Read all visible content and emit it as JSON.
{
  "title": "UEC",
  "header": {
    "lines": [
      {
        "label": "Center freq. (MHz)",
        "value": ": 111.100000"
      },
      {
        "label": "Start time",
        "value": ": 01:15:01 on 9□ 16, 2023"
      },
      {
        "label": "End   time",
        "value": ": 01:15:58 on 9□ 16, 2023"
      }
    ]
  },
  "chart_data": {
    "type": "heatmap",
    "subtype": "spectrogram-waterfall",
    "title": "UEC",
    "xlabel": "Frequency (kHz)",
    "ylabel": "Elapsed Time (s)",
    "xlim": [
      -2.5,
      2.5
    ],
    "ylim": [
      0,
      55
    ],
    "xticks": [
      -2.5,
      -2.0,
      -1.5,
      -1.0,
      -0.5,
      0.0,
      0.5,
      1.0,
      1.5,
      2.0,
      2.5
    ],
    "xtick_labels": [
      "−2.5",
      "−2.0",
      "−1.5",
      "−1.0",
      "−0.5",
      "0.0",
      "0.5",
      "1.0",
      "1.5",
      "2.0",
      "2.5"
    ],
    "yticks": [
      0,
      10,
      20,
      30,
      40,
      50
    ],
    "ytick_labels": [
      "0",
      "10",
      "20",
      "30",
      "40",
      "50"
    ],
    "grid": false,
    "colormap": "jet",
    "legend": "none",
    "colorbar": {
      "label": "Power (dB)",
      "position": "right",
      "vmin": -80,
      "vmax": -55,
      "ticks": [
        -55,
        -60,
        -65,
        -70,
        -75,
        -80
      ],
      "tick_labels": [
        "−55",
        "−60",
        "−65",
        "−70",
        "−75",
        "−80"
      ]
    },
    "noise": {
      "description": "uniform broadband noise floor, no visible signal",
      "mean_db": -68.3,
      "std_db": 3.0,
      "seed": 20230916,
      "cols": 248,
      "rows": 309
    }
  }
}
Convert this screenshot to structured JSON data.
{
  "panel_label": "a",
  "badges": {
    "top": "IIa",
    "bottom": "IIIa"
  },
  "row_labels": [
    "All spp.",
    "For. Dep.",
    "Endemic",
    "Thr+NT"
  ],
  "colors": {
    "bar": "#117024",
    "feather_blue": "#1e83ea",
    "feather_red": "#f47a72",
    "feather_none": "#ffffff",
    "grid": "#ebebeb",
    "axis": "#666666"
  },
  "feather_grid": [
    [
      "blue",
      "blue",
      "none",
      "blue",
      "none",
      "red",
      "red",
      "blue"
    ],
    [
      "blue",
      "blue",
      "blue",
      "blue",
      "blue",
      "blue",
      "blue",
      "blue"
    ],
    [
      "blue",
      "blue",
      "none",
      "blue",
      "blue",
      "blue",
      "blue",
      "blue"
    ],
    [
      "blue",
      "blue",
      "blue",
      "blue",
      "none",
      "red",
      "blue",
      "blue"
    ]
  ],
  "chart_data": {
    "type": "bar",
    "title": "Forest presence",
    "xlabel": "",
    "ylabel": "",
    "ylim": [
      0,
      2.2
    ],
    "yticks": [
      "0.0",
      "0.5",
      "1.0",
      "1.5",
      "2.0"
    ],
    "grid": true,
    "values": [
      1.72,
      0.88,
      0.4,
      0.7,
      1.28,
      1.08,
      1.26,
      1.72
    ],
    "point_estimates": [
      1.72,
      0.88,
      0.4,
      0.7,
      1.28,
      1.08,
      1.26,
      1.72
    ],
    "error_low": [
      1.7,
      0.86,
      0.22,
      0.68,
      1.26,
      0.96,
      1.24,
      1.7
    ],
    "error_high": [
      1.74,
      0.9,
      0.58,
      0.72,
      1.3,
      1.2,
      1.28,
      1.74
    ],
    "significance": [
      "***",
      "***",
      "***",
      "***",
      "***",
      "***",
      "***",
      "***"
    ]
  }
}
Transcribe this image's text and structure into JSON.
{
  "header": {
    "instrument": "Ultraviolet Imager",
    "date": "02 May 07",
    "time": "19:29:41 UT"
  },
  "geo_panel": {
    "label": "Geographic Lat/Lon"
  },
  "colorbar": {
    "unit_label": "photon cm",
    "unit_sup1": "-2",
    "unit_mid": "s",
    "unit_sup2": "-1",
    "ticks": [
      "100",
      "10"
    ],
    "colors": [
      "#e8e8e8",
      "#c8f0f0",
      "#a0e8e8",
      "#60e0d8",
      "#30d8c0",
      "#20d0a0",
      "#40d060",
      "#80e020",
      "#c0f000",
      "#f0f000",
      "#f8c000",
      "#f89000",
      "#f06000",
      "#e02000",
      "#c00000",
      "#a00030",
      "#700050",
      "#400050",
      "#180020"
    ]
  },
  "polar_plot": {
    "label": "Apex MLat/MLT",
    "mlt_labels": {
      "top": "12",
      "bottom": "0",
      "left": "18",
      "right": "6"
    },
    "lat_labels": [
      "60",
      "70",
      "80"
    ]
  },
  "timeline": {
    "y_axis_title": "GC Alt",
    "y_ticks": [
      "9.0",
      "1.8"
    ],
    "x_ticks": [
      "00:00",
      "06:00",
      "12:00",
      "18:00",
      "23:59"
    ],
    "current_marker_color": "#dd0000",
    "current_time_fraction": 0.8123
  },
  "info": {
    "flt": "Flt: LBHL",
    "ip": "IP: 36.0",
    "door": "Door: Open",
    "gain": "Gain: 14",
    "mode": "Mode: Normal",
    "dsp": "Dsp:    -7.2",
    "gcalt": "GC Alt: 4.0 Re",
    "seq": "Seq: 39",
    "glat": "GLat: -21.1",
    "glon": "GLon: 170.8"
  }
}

→ **Work instructions**
Faithfully reproduce all of the records, character for character.

→ **Solution**
Read all visible content and emit it as JSON.
{
  "title": "UEC",
  "header": {
    "lines": [
      {
        "label": "Center freq. (MHz)",
        "value": ": 111.100000"
      },
      {
        "label": "Start time",
        "value": ": 01:15:01 on 9□ 16, 2023"
      },
      {
        "label": "End   time",
        "value": ": 01:15:58 on 9□ 16, 2023"
      }
    ]
  },
  "chart_data": {
    "type": "heatmap",
    "subtype": "spectrogram-waterfall",
    "title": "UEC",
    "xlabel": "Frequency (kHz)",
    "ylabel": "Elapsed Time (s)",
    "xlim": [
      -2.5,
      2.5
    ],
    "ylim": [
      0,
      55
    ],
    "xticks": [
      -2.5,
      -2.0,
      -1.5,
      -1.0,
      -0.5,
      0.0,
      0.5,
      1.0,
      1.5,
      2.0,
      2.5
    ],
    "xtick_labels": [
      "−2.5",
      "−2.0",
      "−1.5",
      "−1.0",
      "−0.5",
      "0.0",
      "0.5",
      "1.0",
      "1.5",
      "2.0",
      "2.5"
    ],
    "yticks": [
      0,
      10,
      20,
      30,
      40,
      50
    ],
    "ytick_labels": [
      "0",
      "10",
      "20",
      "30",
      "40",
      "50"
    ],
    "grid": false,
    "colormap": "jet",
    "legend": "none",
    "colorbar": {
      "label": "Power (dB)",
      "position": "right",
      "vmin": -80,
      "vmax": -55,
      "ticks": [
        -55,
        -60,
        -65,
        -70,
        -75,
        -80
      ],
      "tick_labels": [
        "−55",
        "−60",
        "−65",
        "−70",
        "−75",
        "−80"
      ]
    },
    "noise": {
      "description": "uniform broadband noise floor, no visible signal",
      "mean_db": -68.3,
      "std_db": 3.0,
      "seed": 20230916,
      "cols": 248,
      "rows": 309
    }
  }
}
Convert this screenshot to structured JSON data.
{
  "panel_label": "a",
  "badges": {
    "top": "IIa",
    "bottom": "IIIa"
  },
  "row_labels": [
    "All spp.",
    "For. Dep.",
    "Endemic",
    "Thr+NT"
  ],
  "colors": {
    "bar": "#117024",
    "feather_blue": "#1e83ea",
    "feather_red": "#f47a72",
    "feather_none": "#ffffff",
    "grid": "#ebebeb",
    "axis": "#666666"
  },
  "feather_grid": [
    [
      "blue",
      "blue",
      "none",
      "blue",
      "none",
      "red",
      "red",
      "blue"
    ],
    [
      "blue",
      "blue",
      "blue",
      "blue",
      "blue",
      "blue",
      "blue",
      "blue"
    ],
    [
      "blue",
      "blue",
      "none",
      "blue",
      "blue",
      "blue",
      "blue",
      "blue"
    ],
    [
      "blue",
      "blue",
      "blue",
      "blue",
      "none",
      "red",
      "blue",
      "blue"
    ]
  ],
  "chart_data": {
    "type": "bar",
    "title": "Forest presence",
    "xlabel": "",
    "ylabel": "",
    "ylim": [
      0,
      2.2
    ],
    "yticks": [
      "0.0",
      "0.5",
      "1.0",
      "1.5",
      "2.0"
    ],
    "grid": true,
    "values": [
      1.72,
      0.88,
      0.4,
      0.7,
      1.28,
      1.08,
      1.26,
      1.72
    ],
    "point_estimates": [
      1.72,
      0.88,
      0.4,
      0.7,
      1.28,
      1.08,
      1.26,
      1.72
    ],
    "error_low": [
      1.7,
      0.86,
      0.22,
      0.68,
      1.26,
      0.96,
      1.24,
      1.7
    ],
    "error_high": [
      1.74,
      0.9,
      0.58,
      0.72,
      1.3,
      1.2,
      1.28,
      1.74
    ],
    "significance": [
      "***",
      "***",
      "***",
      "***",
      "***",
      "***",
      "***",
      "***"
    ]
  }
}
Transcribe this image's text and structure into JSON.
{
  "header": {
    "instrument": "Ultraviolet Imager",
    "date": "02 May 07",
    "time": "19:29:41 UT"
  },
  "geo_panel": {
    "label": "Geographic Lat/Lon"
  },
  "colorbar": {
    "unit_label": "photon cm",
    "unit_sup1": "-2",
    "unit_mid": "s",
    "unit_sup2": "-1",
    "ticks": [
      "100",
      "10"
    ],
    "colors": [
      "#e8e8e8",
      "#c8f0f0",
      "#a0e8e8",
      "#60e0d8",
      "#30d8c0",
      "#20d0a0",
      "#40d060",
      "#80e020",
      "#c0f000",
      "#f0f000",
      "#f8c000",
      "#f89000",
      "#f06000",
      "#e02000",
      "#c00000",
      "#a00030",
      "#700050",
      "#400050",
      "#180020"
    ]
  },
  "polar_plot": {
    "label": "Apex MLat/MLT",
    "mlt_labels": {
      "top": "12",
      "bottom": "0",
      "left": "18",
      "right": "6"
    },
    "lat_labels": [
      "60",
      "70",
      "80"
    ]
  },
  "timeline": {
    "y_axis_title": "GC Alt",
    "y_ticks": [
      "9.0",
      "1.8"
    ],
    "x_ticks": [
      "00:00",
      "06:00",
      "12:00",
      "18:00",
      "23:59"
    ],
    "current_marker_color": "#dd0000",
    "current_time_fraction": 0.8123
  },
  "info": {
    "flt": "Flt: LBHL",
    "ip": "IP: 36.0",
    "door": "Door: Open",
    "gain": "Gain: 14",
    "mode": "Mode: Normal",
    "dsp": "Dsp:    -7.2",
    "gcalt": "GC Alt: 4.0 Re",
    "seq": "Seq: 39",
    "glat": "GLat: -21.1",
    "glon": "GLon: 170.8"
  }
}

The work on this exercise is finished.